WORK TO DO. Repeat each record exactly as written, and drop any images.

Records from a collection of figures.
◇ ◇ ◇ ◇ ◇
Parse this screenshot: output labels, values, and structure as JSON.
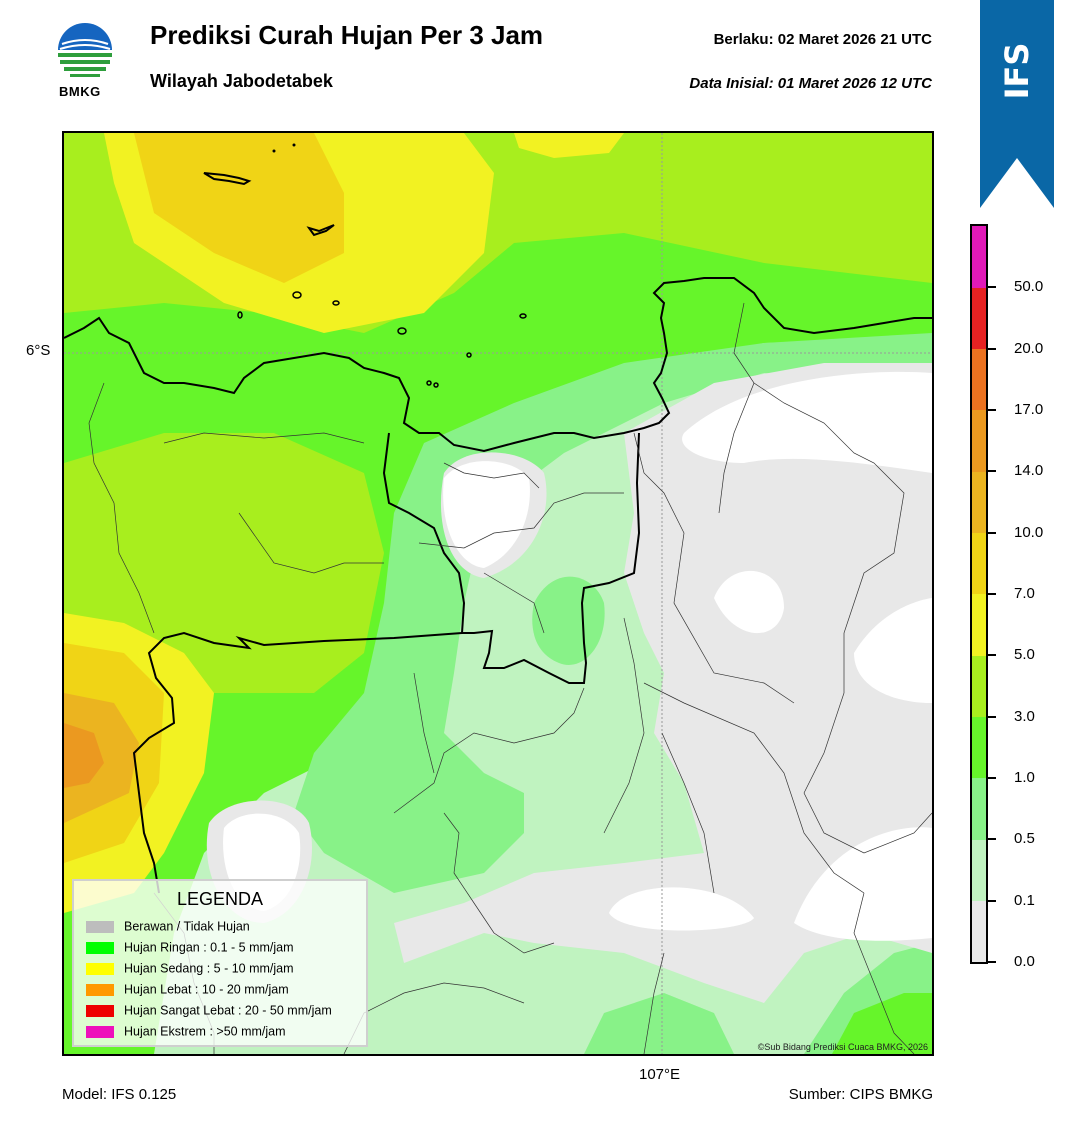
{
  "header": {
    "title": "Prediksi Curah Hujan Per 3 Jam",
    "subtitle": "Wilayah Jabodetabek",
    "valid_label": "Berlaku:  02 Maret 2026 21 UTC",
    "init_label": "Data Inisial:  01 Maret 2026 12 UTC"
  },
  "logo": {
    "text": "BMKG",
    "icon": "bmkg-logo"
  },
  "badge": {
    "text": "IFS",
    "color": "#0a67a6"
  },
  "footer": {
    "model": "Model: IFS 0.125",
    "source": "Sumber: CIPS BMKG"
  },
  "map": {
    "lat_label": "6°S",
    "lon_label": "107°E",
    "copyright": "©Sub Bidang Prediksi Cuaca BMKG, 2026"
  },
  "legend": {
    "title": "LEGENDA",
    "items": [
      {
        "label": "Berawan / Tidak Hujan",
        "color": "#bdbdbd"
      },
      {
        "label": "Hujan Ringan : 0.1 - 5 mm/jam",
        "color": "#00ff00"
      },
      {
        "label": "Hujan Sedang : 5 - 10 mm/jam",
        "color": "#ffff00"
      },
      {
        "label": "Hujan Lebat : 10 - 20 mm/jam",
        "color": "#ff9900"
      },
      {
        "label": "Hujan Sangat Lebat : 20 - 50 mm/jam",
        "color": "#ee0000"
      },
      {
        "label": "Hujan Ekstrem : >50 mm/jam",
        "color": "#ee11bb"
      }
    ]
  },
  "colorbar": {
    "ticks": [
      "0.0",
      "0.1",
      "0.5",
      "1.0",
      "3.0",
      "5.0",
      "7.0",
      "10.0",
      "14.0",
      "17.0",
      "20.0",
      "50.0"
    ],
    "colors": [
      "#e8e8e8",
      "#c0f3c0",
      "#88f288",
      "#66f52a",
      "#a8ee1e",
      "#f2f222",
      "#f0d416",
      "#ebb420",
      "#eb9920",
      "#eb7220",
      "#e62222",
      "#e11ab8"
    ]
  }
}
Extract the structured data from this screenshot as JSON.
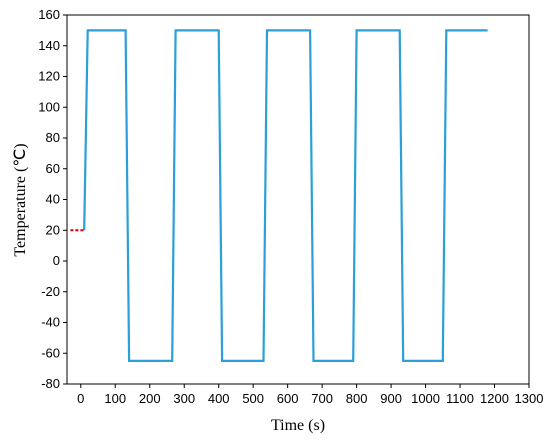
{
  "chart_data": {
    "type": "line",
    "title": "",
    "xlabel": "Time (s)",
    "ylabel": "Temperature (℃)",
    "xlim": [
      -40,
      1300
    ],
    "ylim": [
      -80,
      160
    ],
    "x_ticks": [
      0,
      100,
      200,
      300,
      400,
      500,
      600,
      700,
      800,
      900,
      1000,
      1100,
      1200,
      1300
    ],
    "x_tick_labels": [
      "0",
      "100",
      "200",
      "300",
      "400",
      "500",
      "600",
      "700",
      "800",
      "900",
      "1000",
      "1100",
      "1200",
      "1300"
    ],
    "y_ticks": [
      -80,
      -60,
      -40,
      -20,
      0,
      20,
      40,
      60,
      80,
      100,
      120,
      140,
      160
    ],
    "y_tick_labels": [
      "-80",
      "-60",
      "-40",
      "-20",
      "0",
      "20",
      "40",
      "60",
      "80",
      "100",
      "120",
      "140",
      "160"
    ],
    "grid": false,
    "series": [
      {
        "color": "#2a9fd8",
        "x": [
          10,
          20,
          130,
          140,
          165,
          265,
          275,
          300,
          400,
          410,
          440,
          530,
          540,
          565,
          665,
          675,
          700,
          790,
          800,
          825,
          925,
          935,
          960,
          1050,
          1060,
          1180
        ],
        "y": [
          20,
          150,
          150,
          -65,
          -65,
          -65,
          150,
          150,
          150,
          -65,
          -65,
          -65,
          150,
          150,
          150,
          -65,
          -65,
          -65,
          150,
          150,
          150,
          -65,
          -65,
          -65,
          150,
          150
        ]
      },
      {
        "color": "#d40000",
        "style": "dotted",
        "x": [
          -30,
          10
        ],
        "y": [
          20,
          20
        ]
      }
    ]
  }
}
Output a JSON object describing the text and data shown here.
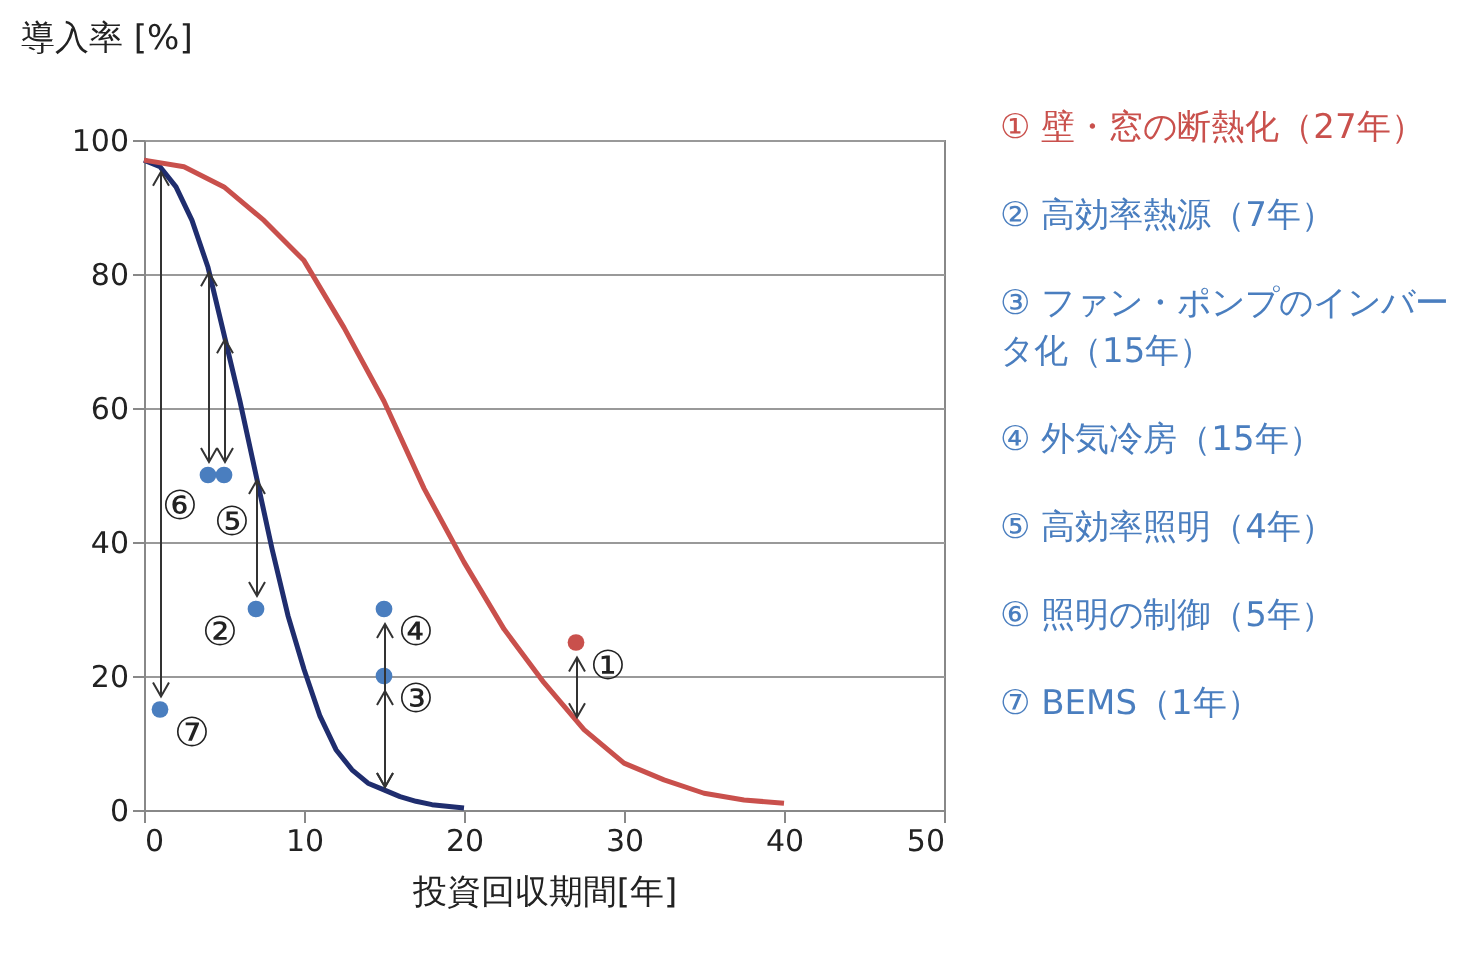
◇ ◇ ◇ ◇ ◇
REPLY TO THE EXERCISE.
Parse this screenshot: output labels, values, and structure as JSON.
{
  "header": {
    "title": "Prediksi Curah Hujan Per 3 Jam",
    "subtitle": "Wilayah Jabodetabek",
    "valid_label": "Berlaku:  02 Maret 2026 21 UTC",
    "init_label": "Data Inisial:  01 Maret 2026 12 UTC"
  },
  "logo": {
    "text": "BMKG",
    "icon": "bmkg-logo"
  },
  "badge": {
    "text": "IFS",
    "color": "#0a67a6"
  },
  "footer": {
    "model": "Model: IFS 0.125",
    "source": "Sumber: CIPS BMKG"
  },
  "map": {
    "lat_label": "6°S",
    "lon_label": "107°E",
    "copyright": "©Sub Bidang Prediksi Cuaca BMKG, 2026"
  },
  "legend": {
    "title": "LEGENDA",
    "items": [
      {
        "label": "Berawan / Tidak Hujan",
        "color": "#bdbdbd"
      },
      {
        "label": "Hujan Ringan : 0.1 - 5 mm/jam",
        "color": "#00ff00"
      },
      {
        "label": "Hujan Sedang : 5 - 10 mm/jam",
        "color": "#ffff00"
      },
      {
        "label": "Hujan Lebat : 10 - 20 mm/jam",
        "color": "#ff9900"
      },
      {
        "label": "Hujan Sangat Lebat : 20 - 50 mm/jam",
        "color": "#ee0000"
      },
      {
        "label": "Hujan Ekstrem : >50 mm/jam",
        "color": "#ee11bb"
      }
    ]
  },
  "colorbar": {
    "ticks": [
      "0.0",
      "0.1",
      "0.5",
      "1.0",
      "3.0",
      "5.0",
      "7.0",
      "10.0",
      "14.0",
      "17.0",
      "20.0",
      "50.0"
    ],
    "colors": [
      "#e8e8e8",
      "#c0f3c0",
      "#88f288",
      "#66f52a",
      "#a8ee1e",
      "#f2f222",
      "#f0d416",
      "#ebb420",
      "#eb9920",
      "#eb7220",
      "#e62222",
      "#e11ab8"
    ]
  }
}
Extract the structured data from this screenshot as JSON.
{
  "chart_data": {
    "type": "line",
    "title": "",
    "xlabel": "Time (s)",
    "ylabel": "Temperature (℃)",
    "xlim": [
      -40,
      1300
    ],
    "ylim": [
      -80,
      160
    ],
    "x_ticks": [
      0,
      100,
      200,
      300,
      400,
      500,
      600,
      700,
      800,
      900,
      1000,
      1100,
      1200,
      1300
    ],
    "x_tick_labels": [
      "0",
      "100",
      "200",
      "300",
      "400",
      "500",
      "600",
      "700",
      "800",
      "900",
      "1000",
      "1100",
      "1200",
      "1300"
    ],
    "y_ticks": [
      -80,
      -60,
      -40,
      -20,
      0,
      20,
      40,
      60,
      80,
      100,
      120,
      140,
      160
    ],
    "y_tick_labels": [
      "-80",
      "-60",
      "-40",
      "-20",
      "0",
      "20",
      "40",
      "60",
      "80",
      "100",
      "120",
      "140",
      "160"
    ],
    "grid": false,
    "series": [
      {
        "color": "#2a9fd8",
        "x": [
          10,
          20,
          130,
          140,
          165,
          265,
          275,
          300,
          400,
          410,
          440,
          530,
          540,
          565,
          665,
          675,
          700,
          790,
          800,
          825,
          925,
          935,
          960,
          1050,
          1060,
          1180
        ],
        "y": [
          20,
          150,
          150,
          -65,
          -65,
          -65,
          150,
          150,
          150,
          -65,
          -65,
          -65,
          150,
          150,
          150,
          -65,
          -65,
          -65,
          150,
          150,
          150,
          -65,
          -65,
          -65,
          150,
          150
        ]
      },
      {
        "color": "#d40000",
        "style": "dotted",
        "x": [
          -30,
          10
        ],
        "y": [
          20,
          20
        ]
      }
    ]
  }
}
Output a JSON object describing the text and data shown here.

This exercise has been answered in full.